Saved data entries

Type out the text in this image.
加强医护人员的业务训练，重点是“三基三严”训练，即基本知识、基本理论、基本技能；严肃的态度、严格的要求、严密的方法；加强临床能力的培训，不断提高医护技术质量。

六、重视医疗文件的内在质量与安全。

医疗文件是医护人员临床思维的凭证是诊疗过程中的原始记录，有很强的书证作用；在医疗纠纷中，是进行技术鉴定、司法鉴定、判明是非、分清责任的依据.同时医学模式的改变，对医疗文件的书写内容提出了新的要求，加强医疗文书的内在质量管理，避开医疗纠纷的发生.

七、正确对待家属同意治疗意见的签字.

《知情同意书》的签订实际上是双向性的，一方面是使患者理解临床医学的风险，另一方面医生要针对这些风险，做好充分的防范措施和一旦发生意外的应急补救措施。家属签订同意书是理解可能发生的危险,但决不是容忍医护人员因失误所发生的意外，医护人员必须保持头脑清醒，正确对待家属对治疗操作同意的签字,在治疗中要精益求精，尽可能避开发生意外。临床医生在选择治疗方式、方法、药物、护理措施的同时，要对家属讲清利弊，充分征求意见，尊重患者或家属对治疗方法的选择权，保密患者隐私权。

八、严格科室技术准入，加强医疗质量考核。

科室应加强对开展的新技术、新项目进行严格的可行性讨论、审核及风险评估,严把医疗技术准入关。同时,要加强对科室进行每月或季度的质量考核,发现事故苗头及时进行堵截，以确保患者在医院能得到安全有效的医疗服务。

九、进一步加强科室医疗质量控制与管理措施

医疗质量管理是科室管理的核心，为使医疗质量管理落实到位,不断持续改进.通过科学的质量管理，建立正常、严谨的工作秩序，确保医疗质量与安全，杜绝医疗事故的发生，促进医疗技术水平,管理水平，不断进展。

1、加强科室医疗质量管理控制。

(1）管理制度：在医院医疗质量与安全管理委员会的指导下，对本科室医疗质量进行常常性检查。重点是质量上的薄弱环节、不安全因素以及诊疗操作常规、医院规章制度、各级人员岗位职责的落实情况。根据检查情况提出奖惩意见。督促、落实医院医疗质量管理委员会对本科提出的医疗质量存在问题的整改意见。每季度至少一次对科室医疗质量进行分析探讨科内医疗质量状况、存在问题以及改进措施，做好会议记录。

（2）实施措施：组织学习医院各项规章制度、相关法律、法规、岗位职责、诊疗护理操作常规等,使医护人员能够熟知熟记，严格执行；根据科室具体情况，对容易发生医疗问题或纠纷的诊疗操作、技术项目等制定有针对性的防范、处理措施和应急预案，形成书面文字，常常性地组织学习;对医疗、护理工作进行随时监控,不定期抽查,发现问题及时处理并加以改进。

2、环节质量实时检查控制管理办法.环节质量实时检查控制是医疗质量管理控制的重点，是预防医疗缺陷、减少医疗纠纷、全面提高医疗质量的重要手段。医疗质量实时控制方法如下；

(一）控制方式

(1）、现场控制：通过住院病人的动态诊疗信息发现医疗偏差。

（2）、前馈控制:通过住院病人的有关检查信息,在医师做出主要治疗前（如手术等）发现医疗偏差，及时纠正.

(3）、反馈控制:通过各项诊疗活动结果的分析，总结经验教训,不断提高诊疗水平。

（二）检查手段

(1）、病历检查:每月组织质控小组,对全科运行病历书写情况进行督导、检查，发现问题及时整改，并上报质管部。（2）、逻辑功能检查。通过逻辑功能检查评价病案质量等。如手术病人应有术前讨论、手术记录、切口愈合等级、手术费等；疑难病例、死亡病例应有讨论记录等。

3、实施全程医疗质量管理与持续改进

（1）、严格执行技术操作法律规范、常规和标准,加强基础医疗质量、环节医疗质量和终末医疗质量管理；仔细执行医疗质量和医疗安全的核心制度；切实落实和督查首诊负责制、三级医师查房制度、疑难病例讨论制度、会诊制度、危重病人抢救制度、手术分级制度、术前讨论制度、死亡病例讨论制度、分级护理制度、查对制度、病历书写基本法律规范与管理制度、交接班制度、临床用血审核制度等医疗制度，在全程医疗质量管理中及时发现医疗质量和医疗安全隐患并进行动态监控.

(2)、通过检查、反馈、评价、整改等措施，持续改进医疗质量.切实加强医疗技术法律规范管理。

Exercise: Please output the complete data exactly.

Completed exercise:
Type out the text in this image.
加强医护人员的业务训练，重点是“三基三严”训练，即基本知识、基本理论、基本技能；严肃的态度、严格的要求、严密的方法；加强临床能力的培训，不断提高医护技术质量。

六、重视医疗文件的内在质量与安全。

医疗文件是医护人员临床思维的凭证是诊疗过程中的原始记录，有很强的书证作用；在医疗纠纷中，是进行技术鉴定、司法鉴定、判明是非、分清责任的依据.同时医学模式的改变，对医疗文件的书写内容提出了新的要求，加强医疗文书的内在质量管理，避开医疗纠纷的发生.

七、正确对待家属同意治疗意见的签字.

《知情同意书》的签订实际上是双向性的，一方面是使患者理解临床医学的风险，另一方面医生要针对这些风险，做好充分的防范措施和一旦发生意外的应急补救措施。家属签订同意书是理解可能发生的危险,但决不是容忍医护人员因失误所发生的意外，医护人员必须保持头脑清醒，正确对待家属对治疗操作同意的签字,在治疗中要精益求精，尽可能避开发生意外。临床医生在选择治疗方式、方法、药物、护理措施的同时，要对家属讲清利弊，充分征求意见，尊重患者或家属对治疗方法的选择权，保密患者隐私权。

八、严格科室技术准入，加强医疗质量考核。

科室应加强对开展的新技术、新项目进行严格的可行性讨论、审核及风险评估,严把医疗技术准入关。同时,要加强对科室进行每月或季度的质量考核,发现事故苗头及时进行堵截，以确保患者在医院能得到安全有效的医疗服务。

九、进一步加强科室医疗质量控制与管理措施

医疗质量管理是科室管理的核心，为使医疗质量管理落实到位,不断持续改进.通过科学的质量管理，建立正常、严谨的工作秩序，确保医疗质量与安全，杜绝医疗事故的发生，促进医疗技术水平,管理水平，不断进展。

1、加强科室医疗质量管理控制。

(1）管理制度：在医院医疗质量与安全管理委员会的指导下，对本科室医疗质量进行常常性检查。重点是质量上的薄弱环节、不安全因素以及诊疗操作常规、医院规章制度、各级人员岗位职责的落实情况。根据检查情况提出奖惩意见。督促、落实医院医疗质量管理委员会对本科提出的医疗质量存在问题的整改意见。每季度至少一次对科室医疗质量进行分析探讨科内医疗质量状况、存在问题以及改进措施，做好会议记录。

（2）实施措施：组织学习医院各项规章制度、相关法律、法规、岗位职责、诊疗护理操作常规等,使医护人员能够熟知熟记，严格执行；根据科室具体情况，对容易发生医疗问题或纠纷的诊疗操作、技术项目等制定有针对性的防范、处理措施和应急预案，形成书面文字，常常性地组织学习;对医疗、护理工作进行随时监控,不定期抽查,发现问题及时处理并加以改进。

2、环节质量实时检查控制管理办法.环节质量实时检查控制是医疗质量管理控制的重点，是预防医疗缺陷、减少医疗纠纷、全面提高医疗质量的重要手段。医疗质量实时控制方法如下；

(一）控制方式

(1）、现场控制：通过住院病人的动态诊疗信息发现医疗偏差。

（2）、前馈控制:通过住院病人的有关检查信息,在医师做出主要治疗前（如手术等）发现医疗偏差，及时纠正.

(3）、反馈控制:通过各项诊疗活动结果的分析，总结经验教训,不断提高诊疗水平。

（二）检查手段

(1）、病历检查:每月组织质控小组,对全科运行病历书写情况进行督导、检查，发现问题及时整改，并上报质管部。（2）、逻辑功能检查。通过逻辑功能检查评价病案质量等。如手术病人应有术前讨论、手术记录、切口愈合等级、手术费等；疑难病例、死亡病例应有讨论记录等。

3、实施全程医疗质量管理与持续改进

（1）、严格执行技术操作法律规范、常规和标准,加强基础医疗质量、环节医疗质量和终末医疗质量管理；仔细执行医疗质量和医疗安全的核心制度；切实落实和督查首诊负责制、三级医师查房制度、疑难病例讨论制度、会诊制度、危重病人抢救制度、手术分级制度、术前讨论制度、死亡病例讨论制度、分级护理制度、查对制度、病历书写基本法律规范与管理制度、交接班制度、临床用血审核制度等医疗制度，在全程医疗质量管理中及时发现医疗质量和医疗安全隐患并进行动态监控.

(2)、通过检查、反馈、评价、整改等措施，持续改进医疗质量.切实加强医疗技术法律规范管理。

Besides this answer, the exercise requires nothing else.